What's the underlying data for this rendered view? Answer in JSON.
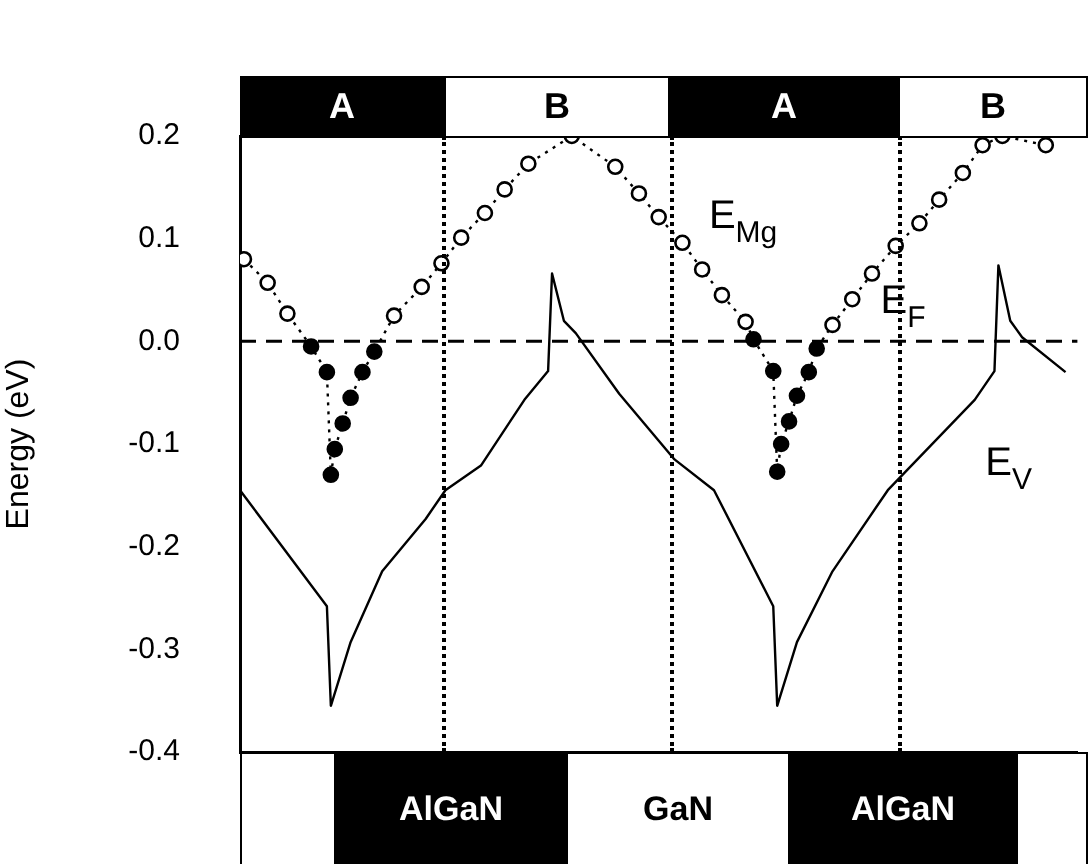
{
  "chart_data": {
    "type": "line",
    "ylabel": "Energy (eV)",
    "ylim": [
      -0.4,
      0.2
    ],
    "yticks": [
      0.2,
      0.1,
      {
        "value": 0,
        "label": "0.0"
      },
      -0.1,
      -0.2,
      -0.3,
      -0.4
    ],
    "tick_labels": "y",
    "grid": false,
    "marker": "circle",
    "categories": [
      null,
      null,
      null,
      null,
      null,
      null,
      null,
      null,
      null,
      null,
      null,
      null,
      null,
      null,
      null,
      null,
      null,
      null,
      null,
      null,
      null,
      null,
      null,
      null,
      null,
      null,
      null,
      null,
      null,
      null,
      null,
      null,
      null,
      null,
      null,
      null,
      null,
      null,
      null,
      null,
      null,
      null,
      null,
      null,
      null,
      null,
      null,
      null,
      null,
      null,
      null,
      null,
      null,
      null,
      null,
      null,
      null,
      null,
      null,
      null,
      null,
      null,
      null,
      null,
      null,
      null,
      null,
      null,
      null,
      null,
      null,
      null,
      null,
      null,
      null,
      null,
      null,
      null,
      null,
      null,
      null,
      null,
      null,
      null,
      null,
      null,
      null,
      null,
      null,
      null,
      null,
      null,
      null,
      null,
      null,
      null,
      null,
      null,
      null,
      null,
      null,
      null,
      null,
      null,
      null,
      null,
      null,
      null,
      null,
      null,
      null,
      null,
      null,
      null,
      null,
      null,
      null,
      null,
      null,
      null,
      null,
      null,
      null,
      null,
      null,
      null,
      null,
      null,
      null,
      null,
      null,
      null,
      null,
      null,
      null,
      null,
      null,
      null,
      null,
      null,
      null,
      null,
      null,
      null,
      null,
      null,
      null,
      null,
      null,
      null,
      null,
      null,
      null,
      null,
      null,
      null,
      null,
      null,
      null,
      null,
      null,
      null,
      null,
      null,
      null,
      null,
      null,
      null,
      null,
      null,
      null,
      null,
      null,
      null,
      null,
      null,
      null,
      null,
      null,
      null,
      null,
      null,
      null,
      null,
      null,
      null,
      null,
      null,
      null,
      null,
      null,
      null,
      null,
      null,
      null,
      null,
      null,
      null,
      null,
      null,
      null,
      null,
      null,
      null,
      null,
      null,
      null,
      null,
      null,
      null,
      null,
      null,
      null
    ],
    "series": [
      {
        "name": "E$_{Mg}$",
        "line_style": "dotted",
        "color": "#000000",
        "values": [
          null,
          0.08,
          null,
          null,
          null,
          null,
          null,
          0.057,
          null,
          null,
          null,
          null,
          0.027,
          null,
          null,
          null,
          null,
          null,
          -0.005,
          null,
          null,
          null,
          -0.03,
          -0.13,
          -0.105,
          null,
          -0.08,
          null,
          -0.055,
          null,
          null,
          -0.03,
          null,
          null,
          -0.01,
          null,
          null,
          null,
          null,
          0.025,
          null,
          null,
          null,
          null,
          null,
          null,
          0.053,
          null,
          null,
          null,
          null,
          0.076,
          null,
          null,
          null,
          null,
          0.101,
          null,
          null,
          null,
          null,
          null,
          0.125,
          null,
          null,
          null,
          null,
          0.148,
          null,
          null,
          null,
          null,
          null,
          0.173,
          null,
          null,
          null,
          null,
          null,
          null,
          null,
          null,
          null,
          null,
          0.2,
          null,
          null,
          null,
          null,
          null,
          null,
          null,
          null,
          null,
          null,
          0.17,
          null,
          null,
          null,
          null,
          null,
          0.144,
          null,
          null,
          null,
          null,
          0.121,
          null,
          null,
          null,
          null,
          null,
          0.096,
          null,
          null,
          null,
          null,
          0.07,
          null,
          null,
          null,
          null,
          0.045,
          null,
          null,
          null,
          null,
          null,
          0.019,
          null,
          0.002,
          null,
          null,
          null,
          null,
          -0.029,
          -0.127,
          -0.1,
          null,
          -0.078,
          null,
          -0.053,
          null,
          null,
          -0.03,
          null,
          -0.007,
          null,
          null,
          null,
          0.016,
          null,
          null,
          null,
          null,
          0.041,
          null,
          null,
          null,
          null,
          0.066,
          null,
          null,
          null,
          null,
          null,
          0.093,
          null,
          null,
          null,
          null,
          null,
          0.115,
          null,
          null,
          null,
          null,
          0.138,
          null,
          null,
          null,
          null,
          null,
          0.164,
          null,
          null,
          null,
          null,
          0.191,
          null,
          null,
          null,
          null,
          0.2,
          null,
          null,
          null,
          null,
          null,
          null,
          null,
          null,
          null,
          null,
          0.191,
          null,
          null,
          null,
          null,
          null,
          null,
          null,
          null
        ],
        "colors": [
          null,
          "#ffffff",
          null,
          null,
          null,
          null,
          null,
          "#ffffff",
          null,
          null,
          null,
          null,
          "#ffffff",
          null,
          null,
          null,
          null,
          null,
          "#000000",
          null,
          null,
          null,
          "#000000",
          "#000000",
          "#000000",
          null,
          "#000000",
          null,
          "#000000",
          null,
          null,
          "#000000",
          null,
          null,
          "#000000",
          null,
          null,
          null,
          null,
          "#ffffff",
          null,
          null,
          null,
          null,
          null,
          null,
          "#ffffff",
          null,
          null,
          null,
          null,
          "#ffffff",
          null,
          null,
          null,
          null,
          "#ffffff",
          null,
          null,
          null,
          null,
          null,
          "#ffffff",
          null,
          null,
          null,
          null,
          "#ffffff",
          null,
          null,
          null,
          null,
          null,
          "#ffffff",
          null,
          null,
          null,
          null,
          null,
          null,
          null,
          null,
          null,
          null,
          "#ffffff",
          null,
          null,
          null,
          null,
          null,
          null,
          null,
          null,
          null,
          null,
          "#ffffff",
          null,
          null,
          null,
          null,
          null,
          "#ffffff",
          null,
          null,
          null,
          null,
          "#ffffff",
          null,
          null,
          null,
          null,
          null,
          "#ffffff",
          null,
          null,
          null,
          null,
          "#ffffff",
          null,
          null,
          null,
          null,
          "#ffffff",
          null,
          null,
          null,
          null,
          null,
          "#ffffff",
          null,
          "#000000",
          null,
          null,
          null,
          null,
          "#000000",
          "#000000",
          "#000000",
          null,
          "#000000",
          null,
          "#000000",
          null,
          null,
          "#000000",
          null,
          "#000000",
          null,
          null,
          null,
          "#ffffff",
          null,
          null,
          null,
          null,
          "#ffffff",
          null,
          null,
          null,
          null,
          "#ffffff",
          null,
          null,
          null,
          null,
          null,
          "#ffffff",
          null,
          null,
          null,
          null,
          null,
          "#ffffff",
          null,
          null,
          null,
          null,
          "#ffffff",
          null,
          null,
          null,
          null,
          null,
          "#ffffff",
          null,
          null,
          null,
          null,
          "#ffffff",
          null,
          null,
          null,
          null,
          "#ffffff",
          null,
          null,
          null,
          null,
          null,
          null,
          null,
          null,
          null,
          null,
          "#ffffff",
          null,
          null,
          null,
          null,
          null,
          null,
          null,
          null
        ]
      },
      {
        "name": "E$_{V}$",
        "marker": "none",
        "line_style": "solid",
        "color": "#000000",
        "values": [
          -0.145,
          null,
          null,
          null,
          null,
          null,
          null,
          null,
          null,
          null,
          null,
          null,
          null,
          null,
          null,
          null,
          null,
          null,
          null,
          null,
          null,
          null,
          -0.258,
          -0.355,
          null,
          null,
          null,
          null,
          -0.293,
          null,
          null,
          null,
          null,
          null,
          null,
          null,
          -0.224,
          null,
          null,
          null,
          null,
          null,
          null,
          null,
          null,
          null,
          null,
          -0.173,
          null,
          null,
          null,
          null,
          -0.145,
          null,
          null,
          null,
          null,
          null,
          null,
          null,
          null,
          -0.121,
          null,
          null,
          null,
          null,
          null,
          null,
          null,
          null,
          null,
          null,
          -0.057,
          null,
          null,
          null,
          null,
          null,
          -0.029,
          0.066,
          null,
          null,
          0.02,
          null,
          null,
          0.008,
          null,
          null,
          null,
          null,
          null,
          null,
          null,
          null,
          null,
          null,
          -0.051,
          null,
          null,
          null,
          null,
          null,
          null,
          null,
          null,
          null,
          null,
          null,
          null,
          null,
          -0.115,
          null,
          null,
          null,
          null,
          null,
          null,
          null,
          null,
          null,
          -0.145,
          null,
          null,
          null,
          null,
          null,
          null,
          null,
          null,
          null,
          null,
          null,
          null,
          null,
          null,
          -0.258,
          -0.355,
          null,
          null,
          null,
          null,
          -0.293,
          null,
          null,
          null,
          null,
          null,
          null,
          null,
          null,
          -0.224,
          null,
          null,
          null,
          null,
          null,
          null,
          null,
          null,
          null,
          null,
          null,
          null,
          null,
          -0.145,
          null,
          null,
          null,
          null,
          null,
          null,
          null,
          null,
          null,
          null,
          null,
          null,
          null,
          null,
          null,
          null,
          null,
          null,
          null,
          null,
          null,
          -0.057,
          null,
          null,
          null,
          null,
          -0.029,
          0.074,
          null,
          null,
          0.02,
          null,
          null,
          0.004,
          null,
          null,
          null,
          null,
          null,
          null,
          null,
          null,
          null,
          null,
          -0.03,
          null,
          null,
          null
        ]
      }
    ],
    "ref_lines": [
      {
        "axis": "y",
        "value": 0,
        "label": "E$_{F}$",
        "line_style": "dashed",
        "color": "#000000"
      }
    ],
    "annotations": [
      "A",
      "B",
      "A",
      "B",
      "AlGaN",
      "GaN",
      "AlGaN"
    ]
  }
}
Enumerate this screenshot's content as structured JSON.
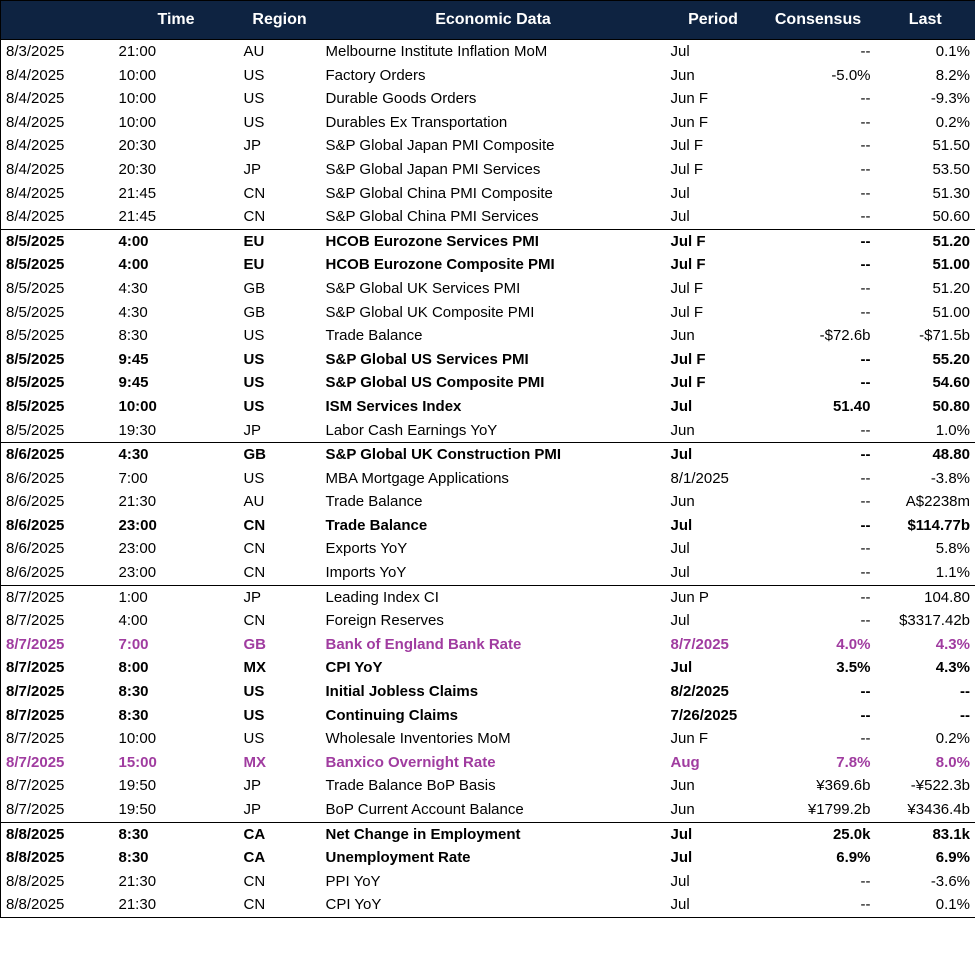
{
  "header": {
    "columns": [
      "Time",
      "Region",
      "Economic Data",
      "Period",
      "Consensus",
      "Last"
    ]
  },
  "groups": [
    {
      "rows": [
        {
          "cells": [
            "8/3/2025",
            "21:00",
            "AU",
            "Melbourne Institute Inflation MoM",
            "Jul",
            "--",
            "0.1%"
          ]
        },
        {
          "cells": [
            "8/4/2025",
            "10:00",
            "US",
            "Factory Orders",
            "Jun",
            "-5.0%",
            "8.2%"
          ]
        },
        {
          "cells": [
            "8/4/2025",
            "10:00",
            "US",
            "Durable Goods Orders",
            "Jun F",
            "--",
            "-9.3%"
          ]
        },
        {
          "cells": [
            "8/4/2025",
            "10:00",
            "US",
            "Durables Ex Transportation",
            "Jun F",
            "--",
            "0.2%"
          ]
        },
        {
          "cells": [
            "8/4/2025",
            "20:30",
            "JP",
            "S&P Global Japan PMI Composite",
            "Jul F",
            "--",
            "51.50"
          ]
        },
        {
          "cells": [
            "8/4/2025",
            "20:30",
            "JP",
            "S&P Global Japan PMI Services",
            "Jul F",
            "--",
            "53.50"
          ]
        },
        {
          "cells": [
            "8/4/2025",
            "21:45",
            "CN",
            "S&P Global China PMI Composite",
            "Jul",
            "--",
            "51.30"
          ]
        },
        {
          "cells": [
            "8/4/2025",
            "21:45",
            "CN",
            "S&P Global China PMI Services",
            "Jul",
            "--",
            "50.60"
          ]
        }
      ]
    },
    {
      "rows": [
        {
          "cells": [
            "8/5/2025",
            "4:00",
            "EU",
            "HCOB Eurozone Services PMI",
            "Jul F",
            "--",
            "51.20"
          ],
          "bold": true
        },
        {
          "cells": [
            "8/5/2025",
            "4:00",
            "EU",
            "HCOB Eurozone Composite PMI",
            "Jul F",
            "--",
            "51.00"
          ],
          "bold": true
        },
        {
          "cells": [
            "8/5/2025",
            "4:30",
            "GB",
            "S&P Global UK Services PMI",
            "Jul F",
            "--",
            "51.20"
          ]
        },
        {
          "cells": [
            "8/5/2025",
            "4:30",
            "GB",
            "S&P Global UK Composite PMI",
            "Jul F",
            "--",
            "51.00"
          ]
        },
        {
          "cells": [
            "8/5/2025",
            "8:30",
            "US",
            "Trade Balance",
            "Jun",
            "-$72.6b",
            "-$71.5b"
          ]
        },
        {
          "cells": [
            "8/5/2025",
            "9:45",
            "US",
            "S&P Global US Services PMI",
            "Jul F",
            "--",
            "55.20"
          ],
          "bold": true
        },
        {
          "cells": [
            "8/5/2025",
            "9:45",
            "US",
            "S&P Global US Composite PMI",
            "Jul F",
            "--",
            "54.60"
          ],
          "bold": true
        },
        {
          "cells": [
            "8/5/2025",
            "10:00",
            "US",
            "ISM Services Index",
            "Jul",
            "51.40",
            "50.80"
          ],
          "bold": true
        },
        {
          "cells": [
            "8/5/2025",
            "19:30",
            "JP",
            "Labor Cash Earnings YoY",
            "Jun",
            "--",
            "1.0%"
          ]
        }
      ]
    },
    {
      "rows": [
        {
          "cells": [
            "8/6/2025",
            "4:30",
            "GB",
            "S&P Global UK Construction PMI",
            "Jul",
            "--",
            "48.80"
          ],
          "bold": true
        },
        {
          "cells": [
            "8/6/2025",
            "7:00",
            "US",
            "MBA Mortgage Applications",
            "8/1/2025",
            "--",
            "-3.8%"
          ]
        },
        {
          "cells": [
            "8/6/2025",
            "21:30",
            "AU",
            "Trade Balance",
            "Jun",
            "--",
            "A$2238m"
          ]
        },
        {
          "cells": [
            "8/6/2025",
            "23:00",
            "CN",
            "Trade Balance",
            "Jul",
            "--",
            "$114.77b"
          ],
          "bold": true
        },
        {
          "cells": [
            "8/6/2025",
            "23:00",
            "CN",
            "Exports YoY",
            "Jul",
            "--",
            "5.8%"
          ]
        },
        {
          "cells": [
            "8/6/2025",
            "23:00",
            "CN",
            "Imports YoY",
            "Jul",
            "--",
            "1.1%"
          ]
        }
      ]
    },
    {
      "rows": [
        {
          "cells": [
            "8/7/2025",
            "1:00",
            "JP",
            "Leading Index CI",
            "Jun P",
            "--",
            "104.80"
          ]
        },
        {
          "cells": [
            "8/7/2025",
            "4:00",
            "CN",
            "Foreign Reserves",
            "Jul",
            "--",
            "$3317.42b"
          ]
        },
        {
          "cells": [
            "8/7/2025",
            "7:00",
            "GB",
            "Bank of England Bank Rate",
            "8/7/2025",
            "4.0%",
            "4.3%"
          ],
          "bold": true,
          "color": "#a03ca0"
        },
        {
          "cells": [
            "8/7/2025",
            "8:00",
            "MX",
            "CPI YoY",
            "Jul",
            "3.5%",
            "4.3%"
          ],
          "bold": true
        },
        {
          "cells": [
            "8/7/2025",
            "8:30",
            "US",
            "Initial Jobless Claims",
            "8/2/2025",
            "--",
            "--"
          ],
          "bold": true
        },
        {
          "cells": [
            "8/7/2025",
            "8:30",
            "US",
            "Continuing Claims",
            "7/26/2025",
            "--",
            "--"
          ],
          "bold": true
        },
        {
          "cells": [
            "8/7/2025",
            "10:00",
            "US",
            "Wholesale Inventories MoM",
            "Jun F",
            "--",
            "0.2%"
          ]
        },
        {
          "cells": [
            "8/7/2025",
            "15:00",
            "MX",
            "Banxico Overnight Rate",
            "Aug",
            "7.8%",
            "8.0%"
          ],
          "bold": true,
          "color": "#a03ca0"
        },
        {
          "cells": [
            "8/7/2025",
            "19:50",
            "JP",
            "Trade Balance BoP Basis",
            "Jun",
            "¥369.6b",
            "-¥522.3b"
          ]
        },
        {
          "cells": [
            "8/7/2025",
            "19:50",
            "JP",
            "BoP Current Account Balance",
            "Jun",
            "¥1799.2b",
            "¥3436.4b"
          ]
        }
      ]
    },
    {
      "rows": [
        {
          "cells": [
            "8/8/2025",
            "8:30",
            "CA",
            "Net Change in Employment",
            "Jul",
            "25.0k",
            "83.1k"
          ],
          "bold": true
        },
        {
          "cells": [
            "8/8/2025",
            "8:30",
            "CA",
            "Unemployment Rate",
            "Jul",
            "6.9%",
            "6.9%"
          ],
          "bold": true
        },
        {
          "cells": [
            "8/8/2025",
            "21:30",
            "CN",
            "PPI YoY",
            "Jul",
            "--",
            "-3.6%"
          ]
        },
        {
          "cells": [
            "8/8/2025",
            "21:30",
            "CN",
            "CPI YoY",
            "Jul",
            "--",
            "0.1%"
          ]
        }
      ]
    }
  ]
}
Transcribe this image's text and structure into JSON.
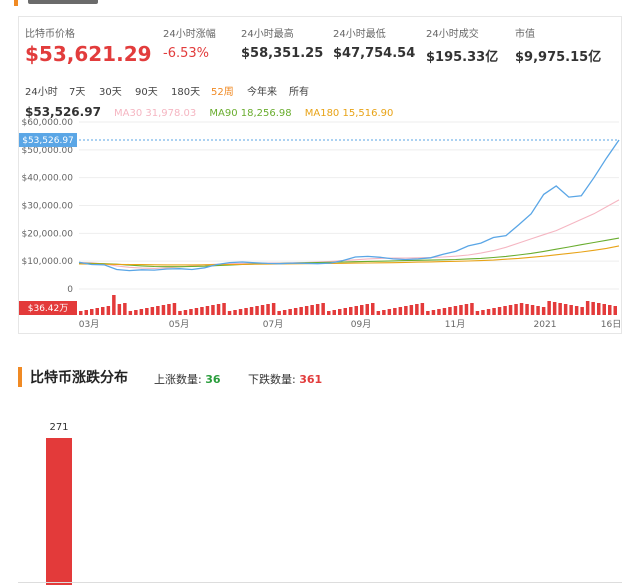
{
  "stats": {
    "price": {
      "label": "比特币价格",
      "value": "$53,621.29"
    },
    "change24h": {
      "label": "24小时涨幅",
      "value": "-6.53%"
    },
    "high24h": {
      "label": "24小时最高",
      "value": "$58,351.25"
    },
    "low24h": {
      "label": "24小时最低",
      "value": "$47,754.54"
    },
    "volume24h": {
      "label": "24小时成交",
      "value": "$195.33亿"
    },
    "marketcap": {
      "label": "市值",
      "value": "$9,975.15亿"
    }
  },
  "tabs": [
    "24小时",
    "7天",
    "30天",
    "90天",
    "180天",
    "52周",
    "今年来",
    "所有"
  ],
  "active_tab": "52周",
  "current_price": "$53,526.97",
  "moving_averages": [
    {
      "label": "MA30 31,978.03",
      "color": "#f5b6c2"
    },
    {
      "label": "MA90 18,256.98",
      "color": "#6aad2f"
    },
    {
      "label": "MA180 15,516.90",
      "color": "#e8a317"
    }
  ],
  "colors": {
    "price_line": "#5aa6e6",
    "ma30": "#f5b6c2",
    "ma90": "#6aad2f",
    "ma180": "#e8a317",
    "volume": "#e33a3a",
    "accent": "#f08a24"
  },
  "chart_data": [
    {
      "type": "line",
      "y_ticks": [
        "$60,000.00",
        "$50,000.00",
        "$40,000.00",
        "$30,000.00",
        "$20,000.00",
        "$10,000.00",
        "0"
      ],
      "ylim": [
        0,
        60000
      ],
      "x_ticks": [
        "03月",
        "05月",
        "07月",
        "09月",
        "11月",
        "2021",
        "16日"
      ],
      "current_marker": {
        "label": "$53,526.97",
        "value": 53526.97
      },
      "series": [
        {
          "name": "MA30",
          "color": "#f5b6c2",
          "values": [
            9500,
            9400,
            9000,
            8300,
            7800,
            7500,
            7400,
            7600,
            7900,
            8300,
            8700,
            8900,
            9100,
            9200,
            9300,
            9300,
            9300,
            9400,
            9500,
            9700,
            9900,
            10200,
            10500,
            10800,
            11000,
            11100,
            11100,
            11200,
            11300,
            11500,
            11800,
            12200,
            12900,
            13800,
            15000,
            16500,
            18000,
            19500,
            21000,
            23000,
            25000,
            27000,
            29500,
            32000
          ]
        },
        {
          "name": "MA90",
          "color": "#6aad2f",
          "values": [
            9300,
            9200,
            9100,
            8900,
            8600,
            8300,
            8100,
            8000,
            8000,
            8100,
            8200,
            8400,
            8600,
            8800,
            9000,
            9100,
            9200,
            9300,
            9400,
            9500,
            9600,
            9700,
            9800,
            9900,
            10000,
            10100,
            10200,
            10300,
            10400,
            10500,
            10600,
            10800,
            11000,
            11300,
            11700,
            12200,
            12800,
            13500,
            14300,
            15100,
            15900,
            16700,
            17500,
            18300
          ]
        },
        {
          "name": "MA180",
          "color": "#e8a317",
          "values": [
            9000,
            8950,
            8900,
            8850,
            8800,
            8750,
            8700,
            8650,
            8650,
            8650,
            8700,
            8750,
            8800,
            8850,
            8900,
            8950,
            9000,
            9050,
            9100,
            9150,
            9200,
            9250,
            9300,
            9350,
            9400,
            9450,
            9550,
            9650,
            9750,
            9850,
            9950,
            10050,
            10200,
            10400,
            10700,
            11000,
            11400,
            11800,
            12300,
            12800,
            13300,
            13900,
            14600,
            15500
          ]
        },
        {
          "name": "price",
          "color": "#5aa6e6",
          "values": [
            9600,
            8800,
            8700,
            7000,
            6600,
            6900,
            6800,
            7200,
            7300,
            7000,
            7600,
            8800,
            9500,
            9700,
            9400,
            9200,
            9100,
            9300,
            9200,
            9100,
            9300,
            10200,
            11500,
            11700,
            11400,
            10800,
            10600,
            10800,
            11200,
            12500,
            13500,
            15500,
            16500,
            18500,
            19200,
            23000,
            27000,
            34000,
            37000,
            33000,
            33500,
            40000,
            47000,
            53527
          ]
        }
      ],
      "volume_label": "$36.42万"
    },
    {
      "type": "bar",
      "title": "比特币涨跌分布",
      "categories": [
        ""
      ],
      "values": [
        271
      ],
      "data_labels": [
        "271"
      ]
    }
  ],
  "distribution": {
    "title": "比特币涨跌分布",
    "up_label": "上涨数量:",
    "up_count": "36",
    "down_label": "下跌数量:",
    "down_count": "361",
    "bar_value_label": "271"
  }
}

• **Required work**
Every line in the data above that contains "JSON" needs to be copied.

• **The solution**
What's the underlying data for this rendered view? Answer in JSON.
Enumerate this screenshot's content as structured JSON.
Transcribe this image's text and structure into JSON.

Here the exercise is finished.